- _WHAT YOU NEED TO DO_
Would you extract the whole listing below and retype it exactly?

--- START EXERCISE INPUTS ---

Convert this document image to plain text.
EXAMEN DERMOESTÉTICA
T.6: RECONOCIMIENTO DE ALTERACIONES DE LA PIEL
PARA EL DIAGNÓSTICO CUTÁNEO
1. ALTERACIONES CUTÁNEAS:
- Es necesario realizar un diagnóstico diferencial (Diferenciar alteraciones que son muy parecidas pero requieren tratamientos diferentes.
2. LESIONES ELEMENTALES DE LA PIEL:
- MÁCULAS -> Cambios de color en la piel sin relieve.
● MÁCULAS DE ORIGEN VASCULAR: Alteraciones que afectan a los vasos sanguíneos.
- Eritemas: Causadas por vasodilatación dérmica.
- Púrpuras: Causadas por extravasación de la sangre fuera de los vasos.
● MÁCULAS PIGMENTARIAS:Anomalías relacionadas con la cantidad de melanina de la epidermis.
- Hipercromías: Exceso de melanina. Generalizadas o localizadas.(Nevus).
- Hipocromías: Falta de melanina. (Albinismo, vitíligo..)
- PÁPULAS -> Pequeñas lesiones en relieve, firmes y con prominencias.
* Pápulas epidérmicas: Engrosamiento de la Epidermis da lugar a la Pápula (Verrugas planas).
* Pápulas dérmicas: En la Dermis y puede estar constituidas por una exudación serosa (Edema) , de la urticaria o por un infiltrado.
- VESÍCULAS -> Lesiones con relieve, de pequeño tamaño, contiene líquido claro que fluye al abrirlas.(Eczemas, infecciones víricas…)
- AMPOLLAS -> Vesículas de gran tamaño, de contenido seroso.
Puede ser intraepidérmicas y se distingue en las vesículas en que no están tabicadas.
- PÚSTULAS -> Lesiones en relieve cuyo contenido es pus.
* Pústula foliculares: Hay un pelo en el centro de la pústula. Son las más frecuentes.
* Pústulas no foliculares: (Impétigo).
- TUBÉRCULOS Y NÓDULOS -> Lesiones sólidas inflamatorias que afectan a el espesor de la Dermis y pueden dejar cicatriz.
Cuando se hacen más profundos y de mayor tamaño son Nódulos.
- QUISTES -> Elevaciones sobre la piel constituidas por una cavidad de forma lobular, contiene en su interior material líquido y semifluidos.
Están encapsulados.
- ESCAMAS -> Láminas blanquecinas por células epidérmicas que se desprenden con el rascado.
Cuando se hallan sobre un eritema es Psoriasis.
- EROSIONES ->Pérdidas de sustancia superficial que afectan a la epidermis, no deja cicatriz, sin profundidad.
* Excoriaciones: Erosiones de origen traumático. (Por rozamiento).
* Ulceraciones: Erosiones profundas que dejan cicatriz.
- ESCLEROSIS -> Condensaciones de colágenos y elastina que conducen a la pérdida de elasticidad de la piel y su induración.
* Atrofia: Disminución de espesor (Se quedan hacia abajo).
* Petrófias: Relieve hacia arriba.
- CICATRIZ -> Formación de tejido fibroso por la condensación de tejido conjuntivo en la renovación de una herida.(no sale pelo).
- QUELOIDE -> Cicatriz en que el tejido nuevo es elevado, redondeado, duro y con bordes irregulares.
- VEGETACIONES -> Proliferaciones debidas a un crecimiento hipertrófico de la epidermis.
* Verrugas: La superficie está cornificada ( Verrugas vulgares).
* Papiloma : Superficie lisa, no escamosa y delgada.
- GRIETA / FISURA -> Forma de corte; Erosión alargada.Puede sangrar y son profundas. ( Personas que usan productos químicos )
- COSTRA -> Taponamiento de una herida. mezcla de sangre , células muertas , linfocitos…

--- END EXERCISE INPUTS ---

- _TASK OUTPUT_
Convert this document image to plain text.
EXAMEN DERMOESTÉTICA
T.6: RECONOCIMIENTO DE ALTERACIONES DE LA PIEL
PARA EL DIAGNÓSTICO CUTÁNEO
1. ALTERACIONES CUTÁNEAS:
- Es necesario realizar un diagnóstico diferencial (Diferenciar alteraciones que son muy parecidas pero requieren tratamientos diferentes.
2. LESIONES ELEMENTALES DE LA PIEL:
- MÁCULAS -> Cambios de color en la piel sin relieve.
● MÁCULAS DE ORIGEN VASCULAR: Alteraciones que afectan a los vasos sanguíneos.
- Eritemas: Causadas por vasodilatación dérmica.
- Púrpuras: Causadas por extravasación de la sangre fuera de los vasos.
● MÁCULAS PIGMENTARIAS:Anomalías relacionadas con la cantidad de melanina de la epidermis.
- Hipercromías: Exceso de melanina. Generalizadas o localizadas.(Nevus).
- Hipocromías: Falta de melanina. (Albinismo, vitíligo..)
- PÁPULAS -> Pequeñas lesiones en relieve, firmes y con prominencias.
* Pápulas epidérmicas: Engrosamiento de la Epidermis da lugar a la Pápula (Verrugas planas).
* Pápulas dérmicas: En la Dermis y puede estar constituidas por una exudación serosa (Edema) , de la urticaria o por un infiltrado.
- VESÍCULAS -> Lesiones con relieve, de pequeño tamaño, contiene líquido claro que fluye al abrirlas.(Eczemas, infecciones víricas…)
- AMPOLLAS -> Vesículas de gran tamaño, de contenido seroso.
Puede ser intraepidérmicas y se distingue en las vesículas en que no están tabicadas.
- PÚSTULAS -> Lesiones en relieve cuyo contenido es pus.
* Pústula foliculares: Hay un pelo en el centro de la pústula. Son las más frecuentes.
* Pústulas no foliculares: (Impétigo).
- TUBÉRCULOS Y NÓDULOS -> Lesiones sólidas inflamatorias que afectan a el espesor de la Dermis y pueden dejar cicatriz.
Cuando se hacen más profundos y de mayor tamaño son Nódulos.
- QUISTES -> Elevaciones sobre la piel constituidas por una cavidad de forma lobular, contiene en su interior material líquido y semifluidos.
Están encapsulados.
- ESCAMAS -> Láminas blanquecinas por células epidérmicas que se desprenden con el rascado.
Cuando se hallan sobre un eritema es Psoriasis.
- EROSIONES ->Pérdidas de sustancia superficial que afectan a la epidermis, no deja cicatriz, sin profundidad.
* Excoriaciones: Erosiones de origen traumático. (Por rozamiento).
* Ulceraciones: Erosiones profundas que dejan cicatriz.
- ESCLEROSIS -> Condensaciones de colágenos y elastina que conducen a la pérdida de elasticidad de la piel y su induración.
* Atrofia: Disminución de espesor (Se quedan hacia abajo).
* Petrófias: Relieve hacia arriba.
- CICATRIZ -> Formación de tejido fibroso por la condensación de tejido conjuntivo en la renovación de una herida.(no sale pelo).
- QUELOIDE -> Cicatriz en que el tejido nuevo es elevado, redondeado, duro y con bordes irregulares.
- VEGETACIONES -> Proliferaciones debidas a un crecimiento hipertrófico de la epidermis.
* Verrugas: La superficie está cornificada ( Verrugas vulgares).
* Papiloma : Superficie lisa, no escamosa y delgada.
- GRIETA / FISURA -> Forma de corte; Erosión alargada.Puede sangrar y son profundas. ( Personas que usan productos químicos )
- COSTRA -> Taponamiento de una herida. mezcla de sangre , células muertas , linfocitos…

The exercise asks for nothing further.